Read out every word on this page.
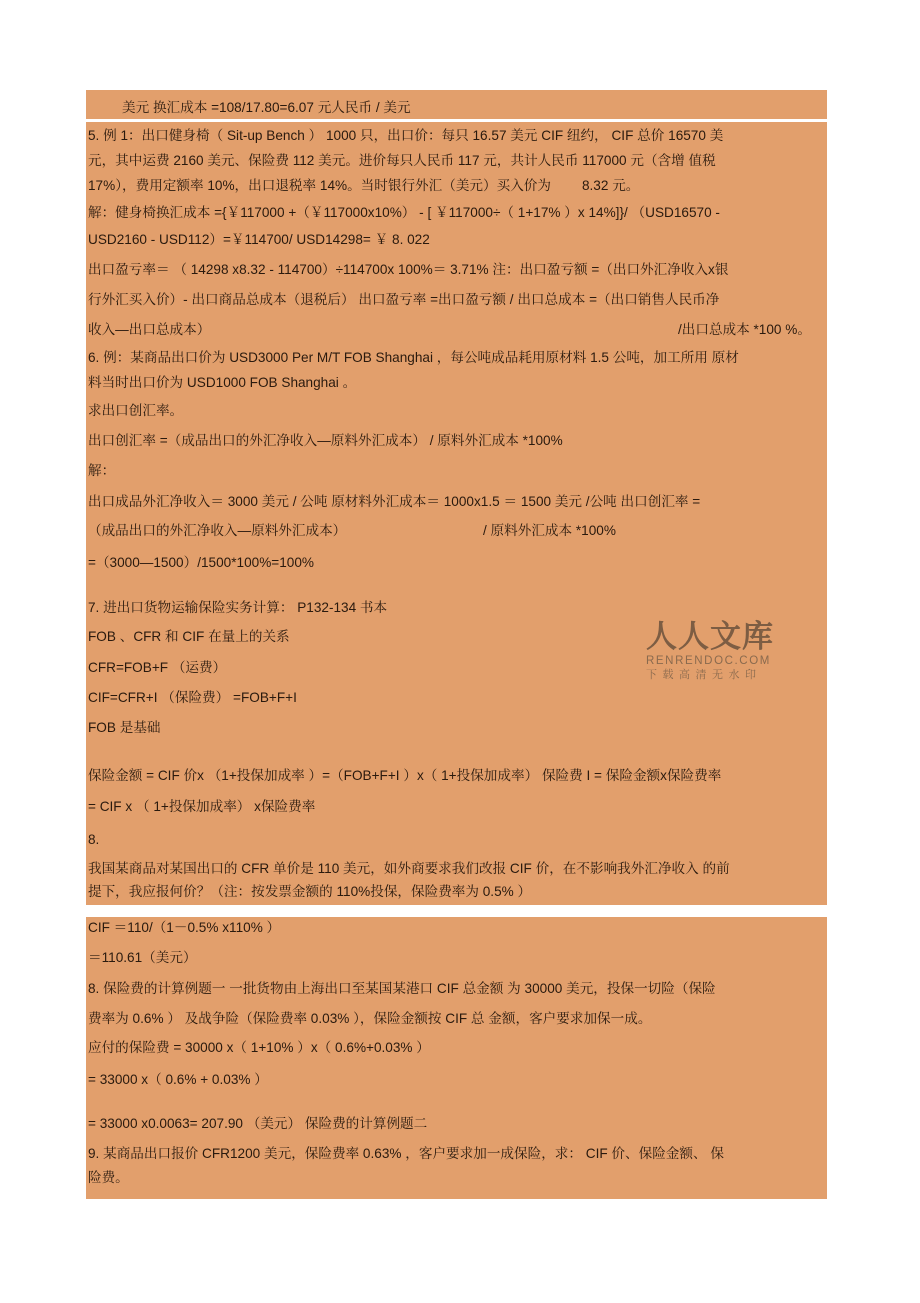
美元 换汇成本 =108/17.80=6.07 元人民币 / 美元
5. 例 1：出口健身椅（ Sit-up Bench ） 1000 只，出口价：每只 16.57 美元 CIF 纽约， CIF 总价 16570 美
元，其中运费 2160 美元、保险费 112 美元。进价每只人民币 117 元，共计人民币 117000 元（含增 值税
17%），费用定额率 10%，出口退税率 14%。当时银行外汇（美元）买入价为 　　8.32 元。
解：健身椅换汇成本 ={￥117000 +（￥117000x10%） - [ ￥117000÷（ 1+17% ）x 14%]}/ （USD16570 -
USD2160 - USD112）=￥114700/ USD14298= ￥ 8. 022
出口盈亏率＝ （ 14298 x8.32 - 114700）÷114700x 100%＝ 3.71% 注：出口盈亏额 =（出口外汇净收入x银
行外汇买入价）- 出口商品总成本（退税后） 出口盈亏率 =出口盈亏额 / 出口总成本 =（出口销售人民币净
收入—出口总成本）	/出口总成本 *100 %。
6. 例：某商品出口价为 USD3000 Per M/T FOB Shanghai ，每公吨成品耗用原材料 1.5 公吨，加工所用 原材
料当时出口价为 USD1000 FOB Shanghai 。
求出口创汇率。
出口创汇率 =（成品出口的外汇净收入—原料外汇成本） / 原料外汇成本 *100%
解：
出口成品外汇净收入＝ 3000 美元 / 公吨 原材料外汇成本＝ 1000x1.5 ＝ 1500 美元 /公吨 出口创汇率 =
（成品出口的外汇净收入—原料外汇成本）	/ 原料外汇成本 *100%
=（3000—1500）/1500*100%=100%
7. 进出口货物运输保险实务计算： P132-134 书本
FOB 、CFR 和 CIF 在量上的关系
CFR=FOB+F （运费）
CIF=CFR+I （保险费） =FOB+F+I
FOB 是基础
保险金额 = CIF 价x （1+投保加成率 ）=（FOB+F+I ）x（ 1+投保加成率） 保险费 I = 保险金额x保险费率
= CIF x （ 1+投保加成率） x保险费率
8.
我国某商品对某国出口的 CFR 单价是 110 美元，如外商要求我们改报 CIF 价，在不影响我外汇净收入 的前
提下，我应报何价？（注：按发票金额的 110%投保，保险费率为 0.5% ）
CIF ＝110/（1－0.5% x110% ）
＝110.61（美元）
8. 保险费的计算例题一 一批货物由上海出口至某国某港口 CIF 总金额 为 30000 美元，投保一切险（保险
费率为 0.6% ） 及战争险（保险费率 0.03% ），保险金额按 CIF 总 金额，客户要求加保一成。
应付的保险费 = 30000 x（ 1+10% ）x（ 0.6%+0.03% ）
= 33000 x（ 0.6% + 0.03% ）
= 33000 x0.0063= 207.90 （美元） 保险费的计算例题二
9. 某商品出口报价 CFR1200 美元，保险费率 0.63% ，客户要求加一成保险，求： CIF 价、保险金额、 保
险费。
人人文库
RENRENDOC.COM
下载高清无水印
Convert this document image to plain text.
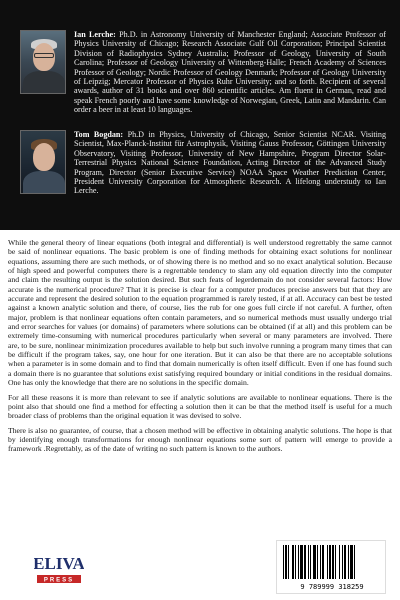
Ian Lerche: Ph.D. in Astronomy University of Manchester England; Associate Professor of Physics University of Chicago; Research Associate Gulf Oil Corporation; Principal Scientist Division of Radiophysics Sydney Australia; Professor of Geology, University of South Carolina; Professor of Geology University of Wittenberg-Halle; French Academy of Sciences Professor of Geology; Nordic Professor of Geology Denmark; Professor of Geology University of Leipzig; Mercator Professor of Physics Ruhr University; and so forth. Recipient of several awards, author of 31 books and over 860 scientific articles. Am fluent in German, read and speak French poorly and have some knowledge of Norwegian, Greek, Latin and Mandarin. Can order a beer in at least 10 languages.

Tom Bogdan: Ph.D in Physics, University of Chicago, Senior Scientist NCAR. Visiting Scientist, Max-Planck-Institut für Astrophysik, Visiting Gauss Professor, Göttingen University Observatory, Visiting Professor, University of New Hampshire, Program Director Solar-Terrestrial Physics National Science Foundation, Acting Director of the Advanced Study Program, Director (Senior Executive Service) NOAA Space Weather Prediction Center, President University Corporation for Atmospheric Research. A lifelong understudy to Ian Lerche.

While the general theory of linear equations (both integral and differential) is well understood regrettably the same cannot be said of nonlinear equations. The basic problem is one of finding methods for obtaining exact solutions for nonlinear equations, assuming there are such methods, or of showing there is no method and so no exact analytical solution. Because of high speed and powerful computers there is a regrettable tendency to slam any old equation directly into the computer and claim the resulting output is the solution desired. But such feats of legerdemain do not consider several factors: How accurate is the numerical procedure? That it is precise is clear for a computer produces precise answers but that they are accurate and represent the desired solution to the equation programmed is rarely tested, if at all. Accuracy can best be tested against a known analytic solution and there, of course, lies the rub for one goes full circle if not careful. A further, often major, problem is that nonlinear equations often contain parameters, and so numerical methods must usually undergo trial and error searches for values (or domains) of parameters where solutions can be obtained (if at all) and this problem can be extremely time-consuming with numerical procedures particularly when several or many parameters are involved. There are, to be sure, nonlinear minimization procedures available to help but such involve running a program many times that can be difficult if the program takes, say, one hour for one iteration. But it can also be that there are no acceptable solutions when a parameter is in some domain and to find that domain numerically is often itself difficult. Even if one has found such a domain there is no guarantee that solutions exist satisfying required boundary or initial conditions in the residual domains. One has only the knowledge that there are no solutions in the specific domain.

For all these reasons it is more than relevant to see if analytic solutions are available to nonlinear equations. There is the point also that should one find a method for effecting a solution then it can be that the method itself is useful for a much broader class of problems than the original equation it was devised to solve.

There is also no guarantee, of course, that a chosen method will be effective in obtaining analytic solutions. The hope is that by identifying enough transformations for enough nonlinear equations some sort of pattern will emerge to provide a framework .Regrettably, as of the date of writing no such pattern is known to the authors.

ELIVA
PRESS
9 789999 318259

════════════════

## WHAT THE EXERCISE ASKS:
Using the material above, copy every line in which the string "出口总成本" occurs.

## ANSWER FOR THIS EXERCISE:
行外汇买入价）- 出口商品总成本（退税后） 出口盈亏率 =出口盈亏额 / 出口总成本 =（出口销售人民币净
收入—出口总成本）	/出口总成本 *100 %。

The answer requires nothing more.